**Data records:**
** Start **

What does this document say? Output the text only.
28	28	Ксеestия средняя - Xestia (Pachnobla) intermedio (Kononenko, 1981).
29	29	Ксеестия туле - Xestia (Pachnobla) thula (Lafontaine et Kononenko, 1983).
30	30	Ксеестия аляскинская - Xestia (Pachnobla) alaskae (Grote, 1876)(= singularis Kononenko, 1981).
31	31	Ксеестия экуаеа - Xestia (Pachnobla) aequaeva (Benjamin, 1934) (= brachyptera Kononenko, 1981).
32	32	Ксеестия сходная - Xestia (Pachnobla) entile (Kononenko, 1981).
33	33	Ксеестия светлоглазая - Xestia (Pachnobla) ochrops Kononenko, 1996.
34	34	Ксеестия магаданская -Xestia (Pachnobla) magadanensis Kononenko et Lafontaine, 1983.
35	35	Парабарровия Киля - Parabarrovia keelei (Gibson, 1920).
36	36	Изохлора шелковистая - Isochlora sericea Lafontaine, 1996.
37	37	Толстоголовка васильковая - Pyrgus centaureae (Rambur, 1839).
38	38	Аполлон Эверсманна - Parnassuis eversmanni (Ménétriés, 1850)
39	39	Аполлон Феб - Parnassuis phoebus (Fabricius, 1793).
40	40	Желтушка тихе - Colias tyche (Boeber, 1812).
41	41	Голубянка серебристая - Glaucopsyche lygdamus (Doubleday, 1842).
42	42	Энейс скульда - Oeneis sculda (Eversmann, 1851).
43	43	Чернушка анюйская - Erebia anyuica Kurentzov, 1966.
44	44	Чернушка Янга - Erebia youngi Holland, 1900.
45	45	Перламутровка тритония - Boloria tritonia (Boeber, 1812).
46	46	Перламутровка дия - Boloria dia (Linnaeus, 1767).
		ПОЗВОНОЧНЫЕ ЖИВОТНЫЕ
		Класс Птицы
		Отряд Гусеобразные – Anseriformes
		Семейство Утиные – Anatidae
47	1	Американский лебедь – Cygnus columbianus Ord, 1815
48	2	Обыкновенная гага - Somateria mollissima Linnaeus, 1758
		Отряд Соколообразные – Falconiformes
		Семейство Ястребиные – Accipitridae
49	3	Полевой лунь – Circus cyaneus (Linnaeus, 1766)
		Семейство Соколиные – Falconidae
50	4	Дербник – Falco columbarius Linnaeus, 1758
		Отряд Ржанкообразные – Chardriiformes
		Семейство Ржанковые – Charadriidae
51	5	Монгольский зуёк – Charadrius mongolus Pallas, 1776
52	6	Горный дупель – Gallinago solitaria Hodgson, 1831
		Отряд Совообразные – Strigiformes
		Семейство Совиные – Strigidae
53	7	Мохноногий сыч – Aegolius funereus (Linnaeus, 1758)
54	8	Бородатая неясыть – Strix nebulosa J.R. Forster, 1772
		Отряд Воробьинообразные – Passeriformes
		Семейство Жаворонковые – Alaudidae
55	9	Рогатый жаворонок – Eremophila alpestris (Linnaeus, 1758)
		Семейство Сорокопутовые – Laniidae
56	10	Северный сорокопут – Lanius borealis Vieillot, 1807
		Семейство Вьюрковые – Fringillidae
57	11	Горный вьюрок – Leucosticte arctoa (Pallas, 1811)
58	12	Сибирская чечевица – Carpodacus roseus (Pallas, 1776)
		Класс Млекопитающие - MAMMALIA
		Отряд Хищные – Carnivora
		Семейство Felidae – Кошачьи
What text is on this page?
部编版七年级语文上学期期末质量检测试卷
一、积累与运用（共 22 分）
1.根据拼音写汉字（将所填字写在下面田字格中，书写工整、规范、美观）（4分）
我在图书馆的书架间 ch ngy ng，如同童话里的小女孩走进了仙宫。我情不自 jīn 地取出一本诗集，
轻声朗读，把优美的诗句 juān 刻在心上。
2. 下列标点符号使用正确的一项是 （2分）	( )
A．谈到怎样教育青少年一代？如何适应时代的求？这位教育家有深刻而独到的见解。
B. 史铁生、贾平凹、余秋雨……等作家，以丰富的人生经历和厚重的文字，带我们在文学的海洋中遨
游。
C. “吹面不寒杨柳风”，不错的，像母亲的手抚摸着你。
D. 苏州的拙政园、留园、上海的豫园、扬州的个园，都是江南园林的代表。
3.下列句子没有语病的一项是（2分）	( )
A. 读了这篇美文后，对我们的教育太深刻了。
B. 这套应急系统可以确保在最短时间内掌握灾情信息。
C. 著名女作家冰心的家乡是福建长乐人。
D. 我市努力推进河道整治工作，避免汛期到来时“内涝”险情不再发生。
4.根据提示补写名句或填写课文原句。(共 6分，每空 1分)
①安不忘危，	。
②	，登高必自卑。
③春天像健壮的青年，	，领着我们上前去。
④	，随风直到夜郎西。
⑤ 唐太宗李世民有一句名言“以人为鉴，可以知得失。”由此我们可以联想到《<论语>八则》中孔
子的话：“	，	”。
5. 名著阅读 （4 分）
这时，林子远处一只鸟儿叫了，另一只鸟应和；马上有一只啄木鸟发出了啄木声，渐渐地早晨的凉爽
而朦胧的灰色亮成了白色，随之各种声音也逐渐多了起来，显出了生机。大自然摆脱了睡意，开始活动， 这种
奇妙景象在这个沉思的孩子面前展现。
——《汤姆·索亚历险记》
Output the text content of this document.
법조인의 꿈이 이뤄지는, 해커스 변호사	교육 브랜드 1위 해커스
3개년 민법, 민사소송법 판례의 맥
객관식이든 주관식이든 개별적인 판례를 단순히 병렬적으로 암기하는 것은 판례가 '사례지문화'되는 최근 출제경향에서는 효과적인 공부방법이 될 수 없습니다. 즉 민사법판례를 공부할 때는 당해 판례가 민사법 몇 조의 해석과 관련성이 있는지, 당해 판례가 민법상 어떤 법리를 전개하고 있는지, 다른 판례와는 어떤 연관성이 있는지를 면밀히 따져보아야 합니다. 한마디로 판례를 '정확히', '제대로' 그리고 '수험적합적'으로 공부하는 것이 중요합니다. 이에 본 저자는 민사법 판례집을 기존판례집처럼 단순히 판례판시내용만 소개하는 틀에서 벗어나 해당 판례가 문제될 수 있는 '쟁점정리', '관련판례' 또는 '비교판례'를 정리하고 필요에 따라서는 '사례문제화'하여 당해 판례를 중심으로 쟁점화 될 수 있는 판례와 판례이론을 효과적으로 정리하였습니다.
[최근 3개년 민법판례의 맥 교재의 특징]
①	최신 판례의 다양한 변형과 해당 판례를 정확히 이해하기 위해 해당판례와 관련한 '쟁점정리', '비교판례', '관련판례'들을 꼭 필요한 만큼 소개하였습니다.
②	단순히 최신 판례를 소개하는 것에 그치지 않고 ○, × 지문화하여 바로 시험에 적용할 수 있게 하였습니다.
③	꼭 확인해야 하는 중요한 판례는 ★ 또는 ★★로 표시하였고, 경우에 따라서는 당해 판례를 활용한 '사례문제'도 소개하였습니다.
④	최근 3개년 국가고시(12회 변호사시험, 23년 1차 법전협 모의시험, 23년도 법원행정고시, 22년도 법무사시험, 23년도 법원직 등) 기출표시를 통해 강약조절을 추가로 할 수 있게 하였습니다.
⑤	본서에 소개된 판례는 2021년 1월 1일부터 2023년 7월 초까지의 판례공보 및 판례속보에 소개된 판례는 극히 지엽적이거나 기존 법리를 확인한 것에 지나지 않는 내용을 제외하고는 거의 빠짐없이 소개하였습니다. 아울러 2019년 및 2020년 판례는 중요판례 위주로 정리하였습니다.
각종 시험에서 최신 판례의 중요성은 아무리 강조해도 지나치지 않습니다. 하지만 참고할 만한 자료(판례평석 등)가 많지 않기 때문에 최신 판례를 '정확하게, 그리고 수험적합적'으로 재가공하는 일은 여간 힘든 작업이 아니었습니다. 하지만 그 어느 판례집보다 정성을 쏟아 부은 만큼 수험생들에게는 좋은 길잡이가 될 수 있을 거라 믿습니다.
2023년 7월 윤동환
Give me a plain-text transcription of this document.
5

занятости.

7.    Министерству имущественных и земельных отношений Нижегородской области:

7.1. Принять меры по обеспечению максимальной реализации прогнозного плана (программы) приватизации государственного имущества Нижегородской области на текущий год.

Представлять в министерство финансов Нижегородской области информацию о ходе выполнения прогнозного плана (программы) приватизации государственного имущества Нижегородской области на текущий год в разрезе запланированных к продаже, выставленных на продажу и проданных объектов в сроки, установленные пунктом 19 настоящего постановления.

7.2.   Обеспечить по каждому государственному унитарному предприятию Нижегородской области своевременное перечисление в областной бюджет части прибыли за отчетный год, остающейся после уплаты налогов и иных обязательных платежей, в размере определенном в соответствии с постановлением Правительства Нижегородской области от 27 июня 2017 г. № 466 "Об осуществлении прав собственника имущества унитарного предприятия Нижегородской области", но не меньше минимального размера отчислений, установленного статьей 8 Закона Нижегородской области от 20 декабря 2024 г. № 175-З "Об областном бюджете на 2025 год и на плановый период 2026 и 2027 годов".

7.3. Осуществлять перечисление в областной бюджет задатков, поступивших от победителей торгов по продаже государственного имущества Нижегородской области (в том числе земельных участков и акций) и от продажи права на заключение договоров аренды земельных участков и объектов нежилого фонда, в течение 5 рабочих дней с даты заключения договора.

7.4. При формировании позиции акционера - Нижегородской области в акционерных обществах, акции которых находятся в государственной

** End **

**Exercise objective:** Write down the number of lines where the word "Boeber" appears, and nothing further.

**Answer to this exercise:** 2